____ INPUT
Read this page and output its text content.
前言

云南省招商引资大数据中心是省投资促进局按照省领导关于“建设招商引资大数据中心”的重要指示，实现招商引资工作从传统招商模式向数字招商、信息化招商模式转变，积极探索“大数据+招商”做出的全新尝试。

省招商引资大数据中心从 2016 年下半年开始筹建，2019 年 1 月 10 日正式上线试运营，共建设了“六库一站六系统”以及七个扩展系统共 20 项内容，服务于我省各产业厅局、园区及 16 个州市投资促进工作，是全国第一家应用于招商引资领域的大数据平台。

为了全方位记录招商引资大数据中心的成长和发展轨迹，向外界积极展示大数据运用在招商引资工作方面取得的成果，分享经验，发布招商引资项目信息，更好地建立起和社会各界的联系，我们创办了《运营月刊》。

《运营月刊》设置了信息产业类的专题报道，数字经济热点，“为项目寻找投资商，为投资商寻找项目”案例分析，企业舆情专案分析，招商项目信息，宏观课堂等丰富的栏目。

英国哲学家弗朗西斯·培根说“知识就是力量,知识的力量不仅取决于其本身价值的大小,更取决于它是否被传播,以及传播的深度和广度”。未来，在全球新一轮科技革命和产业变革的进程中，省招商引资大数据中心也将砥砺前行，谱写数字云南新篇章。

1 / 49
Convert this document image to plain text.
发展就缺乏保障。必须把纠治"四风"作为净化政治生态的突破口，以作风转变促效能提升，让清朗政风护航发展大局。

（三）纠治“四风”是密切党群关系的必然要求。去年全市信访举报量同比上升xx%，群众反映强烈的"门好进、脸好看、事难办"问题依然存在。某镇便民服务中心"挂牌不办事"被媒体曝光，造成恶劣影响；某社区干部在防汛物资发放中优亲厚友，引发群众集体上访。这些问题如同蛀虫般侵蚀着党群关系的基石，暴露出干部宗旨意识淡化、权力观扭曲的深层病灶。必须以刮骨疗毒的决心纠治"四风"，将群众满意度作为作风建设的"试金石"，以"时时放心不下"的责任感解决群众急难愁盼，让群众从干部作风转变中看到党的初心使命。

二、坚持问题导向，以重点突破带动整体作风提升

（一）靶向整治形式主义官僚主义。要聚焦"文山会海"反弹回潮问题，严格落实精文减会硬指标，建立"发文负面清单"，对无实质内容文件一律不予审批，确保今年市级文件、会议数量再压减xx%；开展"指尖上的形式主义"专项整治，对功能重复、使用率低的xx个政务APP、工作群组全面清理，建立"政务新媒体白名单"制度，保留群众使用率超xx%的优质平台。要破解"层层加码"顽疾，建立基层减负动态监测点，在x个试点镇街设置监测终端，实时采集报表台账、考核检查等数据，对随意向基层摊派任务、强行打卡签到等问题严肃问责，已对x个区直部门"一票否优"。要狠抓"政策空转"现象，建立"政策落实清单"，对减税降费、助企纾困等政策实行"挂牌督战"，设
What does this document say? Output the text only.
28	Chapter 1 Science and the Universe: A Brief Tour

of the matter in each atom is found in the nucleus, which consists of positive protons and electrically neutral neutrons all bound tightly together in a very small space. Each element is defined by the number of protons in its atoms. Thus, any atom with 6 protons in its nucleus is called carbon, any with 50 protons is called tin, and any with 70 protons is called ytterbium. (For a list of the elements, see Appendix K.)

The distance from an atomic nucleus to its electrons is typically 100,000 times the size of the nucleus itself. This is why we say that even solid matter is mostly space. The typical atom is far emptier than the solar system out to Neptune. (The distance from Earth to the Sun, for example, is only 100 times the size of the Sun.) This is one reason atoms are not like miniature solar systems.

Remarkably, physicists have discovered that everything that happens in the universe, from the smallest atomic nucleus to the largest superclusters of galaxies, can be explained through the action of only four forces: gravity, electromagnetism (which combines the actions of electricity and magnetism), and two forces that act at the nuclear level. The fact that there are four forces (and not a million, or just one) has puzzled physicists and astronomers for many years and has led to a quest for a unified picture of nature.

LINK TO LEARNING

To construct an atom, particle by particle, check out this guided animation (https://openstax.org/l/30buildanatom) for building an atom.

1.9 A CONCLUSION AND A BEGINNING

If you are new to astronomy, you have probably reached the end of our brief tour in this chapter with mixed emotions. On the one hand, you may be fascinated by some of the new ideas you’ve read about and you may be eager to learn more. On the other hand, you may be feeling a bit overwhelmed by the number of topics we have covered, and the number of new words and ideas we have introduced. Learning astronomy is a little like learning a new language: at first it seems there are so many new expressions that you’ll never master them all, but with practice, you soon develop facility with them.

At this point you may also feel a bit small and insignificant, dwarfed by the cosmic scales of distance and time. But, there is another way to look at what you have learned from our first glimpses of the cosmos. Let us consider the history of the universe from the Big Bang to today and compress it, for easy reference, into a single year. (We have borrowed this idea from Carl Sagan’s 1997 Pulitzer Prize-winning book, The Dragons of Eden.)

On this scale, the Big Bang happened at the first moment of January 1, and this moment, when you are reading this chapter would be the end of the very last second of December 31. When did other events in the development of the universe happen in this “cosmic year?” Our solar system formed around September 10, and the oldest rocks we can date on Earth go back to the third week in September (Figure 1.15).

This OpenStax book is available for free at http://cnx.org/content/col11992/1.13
________
WHAT YOU HAVE TO DO: Repeat every record, exactly as written.

EXERCISE RESULT:
Read this page and output its text content.
前言

云南省招商引资大数据中心是省投资促进局按照省领导关于“建设招商引资大数据中心”的重要指示，实现招商引资工作从传统招商模式向数字招商、信息化招商模式转变，积极探索“大数据+招商”做出的全新尝试。

省招商引资大数据中心从 2016 年下半年开始筹建，2019 年 1 月 10 日正式上线试运营，共建设了“六库一站六系统”以及七个扩展系统共 20 项内容，服务于我省各产业厅局、园区及 16 个州市投资促进工作，是全国第一家应用于招商引资领域的大数据平台。

为了全方位记录招商引资大数据中心的成长和发展轨迹，向外界积极展示大数据运用在招商引资工作方面取得的成果，分享经验，发布招商引资项目信息，更好地建立起和社会各界的联系，我们创办了《运营月刊》。

《运营月刊》设置了信息产业类的专题报道，数字经济热点，“为项目寻找投资商，为投资商寻找项目”案例分析，企业舆情专案分析，招商项目信息，宏观课堂等丰富的栏目。

英国哲学家弗朗西斯·培根说“知识就是力量,知识的力量不仅取决于其本身价值的大小,更取决于它是否被传播,以及传播的深度和广度”。未来，在全球新一轮科技革命和产业变革的进程中，省招商引资大数据中心也将砥砺前行，谱写数字云南新篇章。

1 / 49
Convert this document image to plain text.
发展就缺乏保障。必须把纠治"四风"作为净化政治生态的突破口，以作风转变促效能提升，让清朗政风护航发展大局。

（三）纠治“四风”是密切党群关系的必然要求。去年全市信访举报量同比上升xx%，群众反映强烈的"门好进、脸好看、事难办"问题依然存在。某镇便民服务中心"挂牌不办事"被媒体曝光，造成恶劣影响；某社区干部在防汛物资发放中优亲厚友，引发群众集体上访。这些问题如同蛀虫般侵蚀着党群关系的基石，暴露出干部宗旨意识淡化、权力观扭曲的深层病灶。必须以刮骨疗毒的决心纠治"四风"，将群众满意度作为作风建设的"试金石"，以"时时放心不下"的责任感解决群众急难愁盼，让群众从干部作风转变中看到党的初心使命。

二、坚持问题导向，以重点突破带动整体作风提升

（一）靶向整治形式主义官僚主义。要聚焦"文山会海"反弹回潮问题，严格落实精文减会硬指标，建立"发文负面清单"，对无实质内容文件一律不予审批，确保今年市级文件、会议数量再压减xx%；开展"指尖上的形式主义"专项整治，对功能重复、使用率低的xx个政务APP、工作群组全面清理，建立"政务新媒体白名单"制度，保留群众使用率超xx%的优质平台。要破解"层层加码"顽疾，建立基层减负动态监测点，在x个试点镇街设置监测终端，实时采集报表台账、考核检查等数据，对随意向基层摊派任务、强行打卡签到等问题严肃问责，已对x个区直部门"一票否优"。要狠抓"政策空转"现象，建立"政策落实清单"，对减税降费、助企纾困等政策实行"挂牌督战"，设
What does this document say? Output the text only.
28	Chapter 1 Science and the Universe: A Brief Tour

of the matter in each atom is found in the nucleus, which consists of positive protons and electrically neutral neutrons all bound tightly together in a very small space. Each element is defined by the number of protons in its atoms. Thus, any atom with 6 protons in its nucleus is called carbon, any with 50 protons is called tin, and any with 70 protons is called ytterbium. (For a list of the elements, see Appendix K.)

The distance from an atomic nucleus to its electrons is typically 100,000 times the size of the nucleus itself. This is why we say that even solid matter is mostly space. The typical atom is far emptier than the solar system out to Neptune. (The distance from Earth to the Sun, for example, is only 100 times the size of the Sun.) This is one reason atoms are not like miniature solar systems.

Remarkably, physicists have discovered that everything that happens in the universe, from the smallest atomic nucleus to the largest superclusters of galaxies, can be explained through the action of only four forces: gravity, electromagnetism (which combines the actions of electricity and magnetism), and two forces that act at the nuclear level. The fact that there are four forces (and not a million, or just one) has puzzled physicists and astronomers for many years and has led to a quest for a unified picture of nature.

LINK TO LEARNING

To construct an atom, particle by particle, check out this guided animation (https://openstax.org/l/30buildanatom) for building an atom.

1.9 A CONCLUSION AND A BEGINNING

If you are new to astronomy, you have probably reached the end of our brief tour in this chapter with mixed emotions. On the one hand, you may be fascinated by some of the new ideas you’ve read about and you may be eager to learn more. On the other hand, you may be feeling a bit overwhelmed by the number of topics we have covered, and the number of new words and ideas we have introduced. Learning astronomy is a little like learning a new language: at first it seems there are so many new expressions that you’ll never master them all, but with practice, you soon develop facility with them.

At this point you may also feel a bit small and insignificant, dwarfed by the cosmic scales of distance and time. But, there is another way to look at what you have learned from our first glimpses of the cosmos. Let us consider the history of the universe from the Big Bang to today and compress it, for easy reference, into a single year. (We have borrowed this idea from Carl Sagan’s 1997 Pulitzer Prize-winning book, The Dragons of Eden.)

On this scale, the Big Bang happened at the first moment of January 1, and this moment, when you are reading this chapter would be the end of the very last second of December 31. When did other events in the development of the universe happen in this “cosmic year?” Our solar system formed around September 10, and the oldest rocks we can date on Earth go back to the third week in September (Figure 1.15).

This OpenStax book is available for free at http://cnx.org/content/col11992/1.13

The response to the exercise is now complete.